WHAT YOU WILL DO:
Return the full listing unchanged, excluding any images it contains.

MATERIAL SHOWN:
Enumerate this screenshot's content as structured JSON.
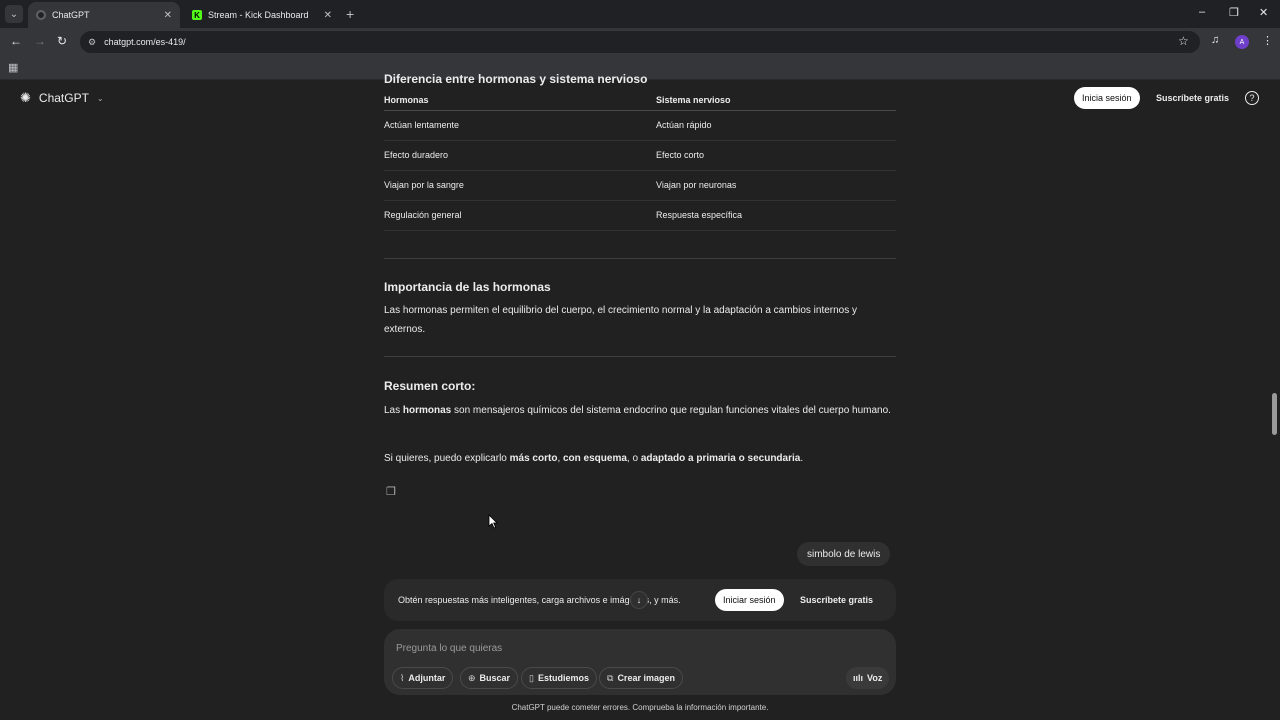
{
  "browser": {
    "tabs": [
      {
        "title": "ChatGPT",
        "active": true
      },
      {
        "title": "Stream - Kick Dashboard",
        "active": false
      }
    ],
    "new_tab": "+",
    "url": "chatgpt.com/es-419/",
    "avatar_letter": "A",
    "window_controls": [
      "–",
      "❐",
      "✕"
    ]
  },
  "header": {
    "brand": "ChatGPT",
    "login": "Inicia sesión",
    "signup": "Suscríbete gratis",
    "help": "?"
  },
  "content": {
    "cut_heading": "Diferencia entre hormonas y sistema nervioso",
    "table": {
      "headers": [
        "Hormonas",
        "Sistema nervioso"
      ],
      "rows": [
        [
          "Actúan lentamente",
          "Actúan rápido"
        ],
        [
          "Efecto duradero",
          "Efecto corto"
        ],
        [
          "Viajan por la sangre",
          "Viajan por neuronas"
        ],
        [
          "Regulación general",
          "Respuesta específica"
        ]
      ]
    },
    "importance_heading": "Importancia de las hormonas",
    "importance_text": "Las hormonas permiten el equilibrio del cuerpo, el crecimiento normal y la adaptación a cambios internos y externos.",
    "summary_heading": "Resumen corto:",
    "summary": {
      "p1_a": "Las ",
      "p1_b": "hormonas",
      "p1_c": " son mensajeros químicos del sistema endocrino que regulan funciones vitales del cuerpo humano.",
      "p2_a": "Si quieres, puedo explicarlo ",
      "p2_b": "más corto",
      "p2_c": ", ",
      "p2_d": "con esquema",
      "p2_e": ", o ",
      "p2_f": "adaptado a primaria o secundaria",
      "p2_g": "."
    }
  },
  "user_message": "simbolo de lewis",
  "banner": {
    "text": "Obtén respuestas más inteligentes, carga archivos e imágenes, y más.",
    "login": "Iniciar sesión",
    "signup": "Suscríbete gratis"
  },
  "composer": {
    "placeholder": "Pregunta lo que quieras",
    "chips": [
      "Adjuntar",
      "Buscar",
      "Estudiemos",
      "Crear imagen"
    ],
    "voice": "Voz"
  },
  "disclaimer": "ChatGPT puede cometer errores. Comprueba la información importante."
}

ANSWER TO THIS PROBLEM:
Enumerate this screenshot's content as structured JSON.
{
  "browser": {
    "tabs": [
      {
        "title": "ChatGPT",
        "active": true
      },
      {
        "title": "Stream - Kick Dashboard",
        "active": false
      }
    ],
    "new_tab": "+",
    "url": "chatgpt.com/es-419/",
    "avatar_letter": "A",
    "window_controls": [
      "–",
      "❐",
      "✕"
    ]
  },
  "header": {
    "brand": "ChatGPT",
    "login": "Inicia sesión",
    "signup": "Suscríbete gratis",
    "help": "?"
  },
  "content": {
    "cut_heading": "Diferencia entre hormonas y sistema nervioso",
    "table": {
      "headers": [
        "Hormonas",
        "Sistema nervioso"
      ],
      "rows": [
        [
          "Actúan lentamente",
          "Actúan rápido"
        ],
        [
          "Efecto duradero",
          "Efecto corto"
        ],
        [
          "Viajan por la sangre",
          "Viajan por neuronas"
        ],
        [
          "Regulación general",
          "Respuesta específica"
        ]
      ]
    },
    "importance_heading": "Importancia de las hormonas",
    "importance_text": "Las hormonas permiten el equilibrio del cuerpo, el crecimiento normal y la adaptación a cambios internos y externos.",
    "summary_heading": "Resumen corto:",
    "summary": {
      "p1_a": "Las ",
      "p1_b": "hormonas",
      "p1_c": " son mensajeros químicos del sistema endocrino que regulan funciones vitales del cuerpo humano.",
      "p2_a": "Si quieres, puedo explicarlo ",
      "p2_b": "más corto",
      "p2_c": ", ",
      "p2_d": "con esquema",
      "p2_e": ", o ",
      "p2_f": "adaptado a primaria o secundaria",
      "p2_g": "."
    }
  },
  "user_message": "simbolo de lewis",
  "banner": {
    "text": "Obtén respuestas más inteligentes, carga archivos e imágenes, y más.",
    "login": "Iniciar sesión",
    "signup": "Suscríbete gratis"
  },
  "composer": {
    "placeholder": "Pregunta lo que quieras",
    "chips": [
      "Adjuntar",
      "Buscar",
      "Estudiemos",
      "Crear imagen"
    ],
    "voice": "Voz"
  },
  "disclaimer": "ChatGPT puede cometer errores. Comprueba la información importante."
}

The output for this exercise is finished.